STATED PROBLEM → Copy each line that has the string "ABCDEF" somewhere in it.

DATA LISTING →
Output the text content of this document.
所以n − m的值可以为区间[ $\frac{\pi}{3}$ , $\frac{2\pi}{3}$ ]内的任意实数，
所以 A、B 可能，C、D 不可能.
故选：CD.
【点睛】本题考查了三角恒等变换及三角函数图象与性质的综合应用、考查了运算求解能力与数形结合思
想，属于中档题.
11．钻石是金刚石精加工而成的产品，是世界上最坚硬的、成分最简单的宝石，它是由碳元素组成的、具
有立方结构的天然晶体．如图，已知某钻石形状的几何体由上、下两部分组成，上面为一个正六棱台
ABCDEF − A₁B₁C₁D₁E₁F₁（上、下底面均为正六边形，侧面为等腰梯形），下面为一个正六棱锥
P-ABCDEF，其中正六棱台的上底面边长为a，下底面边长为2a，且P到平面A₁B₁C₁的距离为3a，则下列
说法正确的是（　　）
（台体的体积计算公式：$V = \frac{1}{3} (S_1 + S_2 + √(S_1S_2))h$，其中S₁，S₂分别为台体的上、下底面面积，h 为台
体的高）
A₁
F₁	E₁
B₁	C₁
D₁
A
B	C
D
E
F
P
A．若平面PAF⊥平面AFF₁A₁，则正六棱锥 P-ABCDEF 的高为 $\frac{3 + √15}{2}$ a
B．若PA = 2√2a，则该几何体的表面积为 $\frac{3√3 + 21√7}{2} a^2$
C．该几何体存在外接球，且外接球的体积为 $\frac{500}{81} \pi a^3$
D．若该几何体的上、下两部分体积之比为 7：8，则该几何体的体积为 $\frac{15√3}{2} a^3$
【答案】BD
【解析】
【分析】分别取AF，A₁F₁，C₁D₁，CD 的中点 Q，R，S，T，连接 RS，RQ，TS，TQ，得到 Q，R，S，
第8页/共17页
* * *
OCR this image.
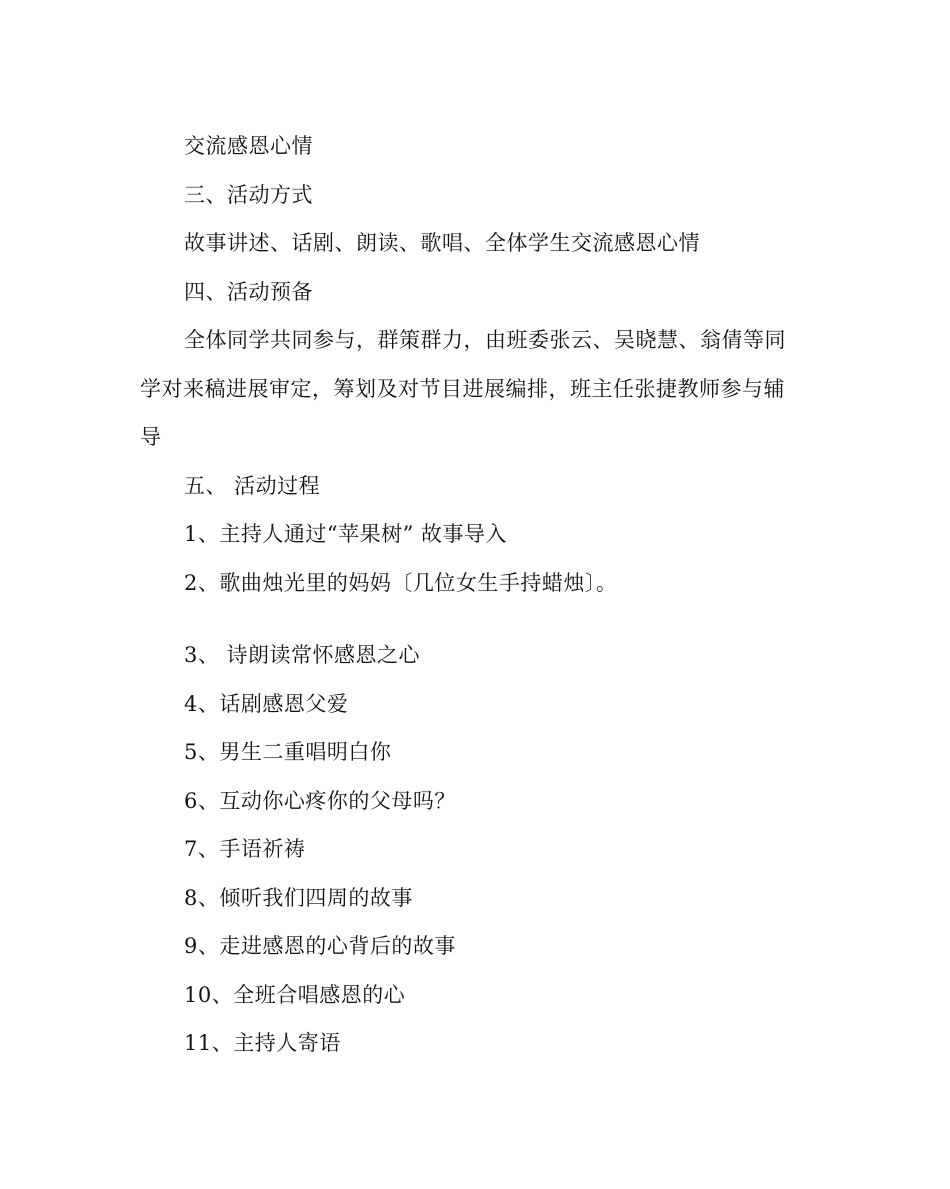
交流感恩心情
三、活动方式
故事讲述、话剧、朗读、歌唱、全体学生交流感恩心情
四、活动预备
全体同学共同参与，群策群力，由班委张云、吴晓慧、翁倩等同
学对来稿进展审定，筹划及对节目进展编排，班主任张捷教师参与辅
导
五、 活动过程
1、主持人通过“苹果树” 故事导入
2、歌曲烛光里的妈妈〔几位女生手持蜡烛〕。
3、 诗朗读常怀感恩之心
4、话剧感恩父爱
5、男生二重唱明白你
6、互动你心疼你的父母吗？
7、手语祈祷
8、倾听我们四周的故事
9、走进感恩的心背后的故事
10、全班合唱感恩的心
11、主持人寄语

SOLUTION TO THE EXERCISE →
ABCDEF − A₁B₁C₁D₁E₁F₁（上、下底面均为正六边形，侧面为等腰梯形），下面为一个正六棱锥
P-ABCDEF，其中正六棱台的上底面边长为a，下底面边长为2a，且P到平面A₁B₁C₁的距离为3a，则下列
A．若平面PAF⊥平面AFF₁A₁，则正六棱锥 P-ABCDEF 的高为 $\frac{3 + √15}{2}$ a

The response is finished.